> _THE EXERCISE_: Copy every line in the records below that contains the word "durch".

──────── RECORDED INFORMATION

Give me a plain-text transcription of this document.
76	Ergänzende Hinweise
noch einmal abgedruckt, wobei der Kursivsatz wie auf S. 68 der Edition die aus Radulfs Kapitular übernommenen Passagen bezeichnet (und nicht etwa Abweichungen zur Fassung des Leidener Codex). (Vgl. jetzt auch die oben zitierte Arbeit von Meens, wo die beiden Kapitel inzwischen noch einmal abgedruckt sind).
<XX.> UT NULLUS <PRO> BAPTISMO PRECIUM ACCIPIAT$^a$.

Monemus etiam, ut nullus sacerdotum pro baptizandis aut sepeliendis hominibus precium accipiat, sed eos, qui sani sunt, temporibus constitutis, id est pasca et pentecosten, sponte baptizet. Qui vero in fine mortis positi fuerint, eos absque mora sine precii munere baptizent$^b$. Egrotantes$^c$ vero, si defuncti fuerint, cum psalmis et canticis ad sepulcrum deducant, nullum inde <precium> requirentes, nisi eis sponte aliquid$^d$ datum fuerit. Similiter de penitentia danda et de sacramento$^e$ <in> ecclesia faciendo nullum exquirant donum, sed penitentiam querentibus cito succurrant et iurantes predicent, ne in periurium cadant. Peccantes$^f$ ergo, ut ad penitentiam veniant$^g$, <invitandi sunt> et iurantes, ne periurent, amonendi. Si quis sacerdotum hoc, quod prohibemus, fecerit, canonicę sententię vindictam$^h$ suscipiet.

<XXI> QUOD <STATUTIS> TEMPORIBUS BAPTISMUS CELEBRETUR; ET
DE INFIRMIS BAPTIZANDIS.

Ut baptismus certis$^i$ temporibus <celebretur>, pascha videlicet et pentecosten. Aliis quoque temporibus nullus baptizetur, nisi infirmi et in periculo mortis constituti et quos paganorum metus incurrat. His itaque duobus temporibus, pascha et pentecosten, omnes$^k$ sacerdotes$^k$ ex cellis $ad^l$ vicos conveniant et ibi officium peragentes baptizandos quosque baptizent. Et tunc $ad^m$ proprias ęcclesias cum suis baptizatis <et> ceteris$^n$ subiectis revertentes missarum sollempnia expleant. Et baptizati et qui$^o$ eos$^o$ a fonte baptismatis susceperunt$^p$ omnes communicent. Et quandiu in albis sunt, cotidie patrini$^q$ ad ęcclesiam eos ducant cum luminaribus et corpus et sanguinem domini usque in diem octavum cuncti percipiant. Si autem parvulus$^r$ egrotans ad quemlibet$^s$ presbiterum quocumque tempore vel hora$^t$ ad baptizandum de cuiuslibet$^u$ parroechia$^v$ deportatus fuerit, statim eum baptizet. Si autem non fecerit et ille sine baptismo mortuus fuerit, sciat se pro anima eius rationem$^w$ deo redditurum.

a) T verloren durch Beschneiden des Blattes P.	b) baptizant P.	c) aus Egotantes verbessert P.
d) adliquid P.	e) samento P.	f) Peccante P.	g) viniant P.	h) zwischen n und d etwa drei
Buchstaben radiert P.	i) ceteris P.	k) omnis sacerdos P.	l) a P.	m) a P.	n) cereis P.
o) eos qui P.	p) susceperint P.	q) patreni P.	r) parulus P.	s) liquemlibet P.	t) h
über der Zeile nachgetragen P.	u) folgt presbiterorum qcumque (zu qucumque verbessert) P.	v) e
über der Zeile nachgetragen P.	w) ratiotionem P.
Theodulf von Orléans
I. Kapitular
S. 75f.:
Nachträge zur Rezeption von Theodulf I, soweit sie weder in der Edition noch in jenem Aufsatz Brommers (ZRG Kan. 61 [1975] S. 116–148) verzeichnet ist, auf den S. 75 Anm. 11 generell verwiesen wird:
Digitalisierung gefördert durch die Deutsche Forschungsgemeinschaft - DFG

────────────────

> _OUTPUT FOR THIS EXERCISE_:
a) T verloren durch Beschneiden des Blattes P.	b) baptizant P.	c) aus Egotantes verbessert P.
Digitalisierung gefördert durch die Deutsche Forschungsgemeinschaft - DFG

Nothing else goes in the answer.